> What is needed:
Determine which lines of the records include the word "dock", and copy them.

▼

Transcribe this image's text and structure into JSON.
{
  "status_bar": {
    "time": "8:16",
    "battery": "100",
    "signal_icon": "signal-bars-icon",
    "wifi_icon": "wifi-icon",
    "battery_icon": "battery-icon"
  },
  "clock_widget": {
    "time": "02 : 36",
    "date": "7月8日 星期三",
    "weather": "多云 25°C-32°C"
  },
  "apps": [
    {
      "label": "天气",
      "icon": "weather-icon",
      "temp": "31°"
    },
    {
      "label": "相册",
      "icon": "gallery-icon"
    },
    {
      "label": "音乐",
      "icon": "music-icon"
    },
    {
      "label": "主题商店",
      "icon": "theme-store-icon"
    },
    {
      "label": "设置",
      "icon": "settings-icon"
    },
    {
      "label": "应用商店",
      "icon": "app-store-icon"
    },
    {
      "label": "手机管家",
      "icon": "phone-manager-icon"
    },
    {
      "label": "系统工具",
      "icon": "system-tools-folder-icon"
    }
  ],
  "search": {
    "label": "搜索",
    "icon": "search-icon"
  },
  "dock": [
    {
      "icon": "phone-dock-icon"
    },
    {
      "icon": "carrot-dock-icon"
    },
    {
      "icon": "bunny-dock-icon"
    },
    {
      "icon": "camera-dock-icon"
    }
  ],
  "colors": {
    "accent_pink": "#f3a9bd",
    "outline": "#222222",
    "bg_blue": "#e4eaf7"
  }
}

▲

> The response:
  "dock": [
      "icon": "phone-dock-icon"
      "icon": "carrot-dock-icon"
      "icon": "bunny-dock-icon"
      "icon": "camera-dock-icon"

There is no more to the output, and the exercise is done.